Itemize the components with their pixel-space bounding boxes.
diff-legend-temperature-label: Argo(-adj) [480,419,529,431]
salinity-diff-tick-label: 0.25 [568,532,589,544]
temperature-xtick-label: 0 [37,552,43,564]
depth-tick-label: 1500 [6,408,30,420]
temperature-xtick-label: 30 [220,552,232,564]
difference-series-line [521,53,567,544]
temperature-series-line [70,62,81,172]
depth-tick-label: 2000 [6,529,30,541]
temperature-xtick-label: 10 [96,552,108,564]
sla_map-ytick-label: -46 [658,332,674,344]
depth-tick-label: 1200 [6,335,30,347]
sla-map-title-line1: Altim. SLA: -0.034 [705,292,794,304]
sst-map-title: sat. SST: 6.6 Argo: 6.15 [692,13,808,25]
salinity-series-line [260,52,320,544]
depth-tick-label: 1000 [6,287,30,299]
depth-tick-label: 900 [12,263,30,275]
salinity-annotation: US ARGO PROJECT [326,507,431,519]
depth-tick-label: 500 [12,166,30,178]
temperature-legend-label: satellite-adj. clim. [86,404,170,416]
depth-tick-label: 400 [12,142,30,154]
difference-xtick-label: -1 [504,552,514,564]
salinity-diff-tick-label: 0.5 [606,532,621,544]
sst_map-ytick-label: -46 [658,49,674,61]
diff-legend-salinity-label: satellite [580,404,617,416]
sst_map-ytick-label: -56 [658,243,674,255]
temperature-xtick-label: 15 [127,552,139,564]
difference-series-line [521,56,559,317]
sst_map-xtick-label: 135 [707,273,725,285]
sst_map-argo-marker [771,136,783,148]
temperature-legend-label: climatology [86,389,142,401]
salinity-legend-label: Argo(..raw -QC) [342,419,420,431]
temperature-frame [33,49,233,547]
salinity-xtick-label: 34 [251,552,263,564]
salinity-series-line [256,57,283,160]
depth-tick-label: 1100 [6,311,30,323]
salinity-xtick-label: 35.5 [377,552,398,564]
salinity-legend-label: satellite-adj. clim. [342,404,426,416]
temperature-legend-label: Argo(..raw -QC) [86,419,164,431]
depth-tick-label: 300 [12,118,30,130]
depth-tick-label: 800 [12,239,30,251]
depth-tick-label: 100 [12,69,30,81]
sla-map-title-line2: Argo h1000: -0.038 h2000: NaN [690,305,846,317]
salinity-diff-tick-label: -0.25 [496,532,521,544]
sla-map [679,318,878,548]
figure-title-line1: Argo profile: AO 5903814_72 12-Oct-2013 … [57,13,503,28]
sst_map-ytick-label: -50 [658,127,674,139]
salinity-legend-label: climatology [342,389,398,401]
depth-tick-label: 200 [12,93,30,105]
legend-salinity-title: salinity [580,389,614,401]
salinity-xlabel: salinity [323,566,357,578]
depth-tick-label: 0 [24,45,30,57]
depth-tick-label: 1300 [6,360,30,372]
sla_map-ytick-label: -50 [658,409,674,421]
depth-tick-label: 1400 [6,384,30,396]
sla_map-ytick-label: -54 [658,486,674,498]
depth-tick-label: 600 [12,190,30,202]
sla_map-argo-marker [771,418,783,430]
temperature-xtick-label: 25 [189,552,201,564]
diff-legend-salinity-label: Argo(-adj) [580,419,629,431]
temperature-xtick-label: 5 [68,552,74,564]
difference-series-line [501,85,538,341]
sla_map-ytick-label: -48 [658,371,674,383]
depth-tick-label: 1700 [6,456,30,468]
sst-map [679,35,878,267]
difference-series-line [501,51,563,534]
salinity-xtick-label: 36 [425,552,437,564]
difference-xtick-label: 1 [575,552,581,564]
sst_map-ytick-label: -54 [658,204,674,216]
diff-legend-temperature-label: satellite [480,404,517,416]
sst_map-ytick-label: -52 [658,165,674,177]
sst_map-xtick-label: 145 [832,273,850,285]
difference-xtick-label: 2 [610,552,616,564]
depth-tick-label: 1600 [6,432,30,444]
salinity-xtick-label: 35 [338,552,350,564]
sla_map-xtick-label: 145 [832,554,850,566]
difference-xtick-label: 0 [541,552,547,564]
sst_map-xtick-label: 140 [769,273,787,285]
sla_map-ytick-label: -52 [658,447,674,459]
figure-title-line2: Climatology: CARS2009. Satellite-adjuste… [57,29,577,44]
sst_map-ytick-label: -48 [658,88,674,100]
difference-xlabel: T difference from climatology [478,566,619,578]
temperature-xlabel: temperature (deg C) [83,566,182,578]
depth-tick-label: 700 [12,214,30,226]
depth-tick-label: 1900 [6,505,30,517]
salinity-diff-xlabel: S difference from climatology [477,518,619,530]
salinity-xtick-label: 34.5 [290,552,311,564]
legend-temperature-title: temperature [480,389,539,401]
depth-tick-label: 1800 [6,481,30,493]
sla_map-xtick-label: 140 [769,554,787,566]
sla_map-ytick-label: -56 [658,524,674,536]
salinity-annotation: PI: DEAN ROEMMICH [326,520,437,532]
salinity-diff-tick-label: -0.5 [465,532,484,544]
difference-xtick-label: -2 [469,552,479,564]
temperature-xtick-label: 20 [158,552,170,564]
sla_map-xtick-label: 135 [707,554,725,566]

----------

◆ Short task
Return the lines of the material verbatim, from the start through the line containing "depth-tick-label: 200 [12,93,30,105]", with both ends included.

◆ Task result
Itemize the components with their pixel-space bounding boxes.
diff-legend-temperature-label: Argo(-adj) [480,419,529,431]
salinity-diff-tick-label: 0.25 [568,532,589,544]
temperature-xtick-label: 0 [37,552,43,564]
depth-tick-label: 1500 [6,408,30,420]
temperature-xtick-label: 30 [220,552,232,564]
difference-series-line [521,53,567,544]
temperature-series-line [70,62,81,172]
depth-tick-label: 2000 [6,529,30,541]
temperature-xtick-label: 10 [96,552,108,564]
sla_map-ytick-label: -46 [658,332,674,344]
depth-tick-label: 1200 [6,335,30,347]
sla-map-title-line1: Altim. SLA: -0.034 [705,292,794,304]
sst-map-title: sat. SST: 6.6 Argo: 6.15 [692,13,808,25]
salinity-series-line [260,52,320,544]
depth-tick-label: 1000 [6,287,30,299]
depth-tick-label: 900 [12,263,30,275]
salinity-annotation: US ARGO PROJECT [326,507,431,519]
depth-tick-label: 500 [12,166,30,178]
temperature-legend-label: satellite-adj. clim. [86,404,170,416]
depth-tick-label: 400 [12,142,30,154]
difference-xtick-label: -1 [504,552,514,564]
salinity-diff-tick-label: 0.5 [606,532,621,544]
sst_map-ytick-label: -46 [658,49,674,61]
diff-legend-salinity-label: satellite [580,404,617,416]
sst_map-ytick-label: -56 [658,243,674,255]
temperature-xtick-label: 15 [127,552,139,564]
difference-series-line [521,56,559,317]
sst_map-xtick-label: 135 [707,273,725,285]
sst_map-argo-marker [771,136,783,148]
temperature-legend-label: climatology [86,389,142,401]
salinity-legend-label: Argo(..raw -QC) [342,419,420,431]
temperature-frame [33,49,233,547]
salinity-xtick-label: 34 [251,552,263,564]
salinity-series-line [256,57,283,160]
depth-tick-label: 1100 [6,311,30,323]
salinity-xtick-label: 35.5 [377,552,398,564]
salinity-legend-label: satellite-adj. clim. [342,404,426,416]
temperature-legend-label: Argo(..raw -QC) [86,419,164,431]
depth-tick-label: 300 [12,118,30,130]
depth-tick-label: 800 [12,239,30,251]
depth-tick-label: 100 [12,69,30,81]
sla-map-title-line2: Argo h1000: -0.038 h2000: NaN [690,305,846,317]
salinity-diff-tick-label: -0.25 [496,532,521,544]
sla-map [679,318,878,548]
figure-title-line1: Argo profile: AO 5903814_72 12-Oct-2013 … [57,13,503,28]
sst_map-ytick-label: -50 [658,127,674,139]
salinity-legend-label: climatology [342,389,398,401]
depth-tick-label: 200 [12,93,30,105]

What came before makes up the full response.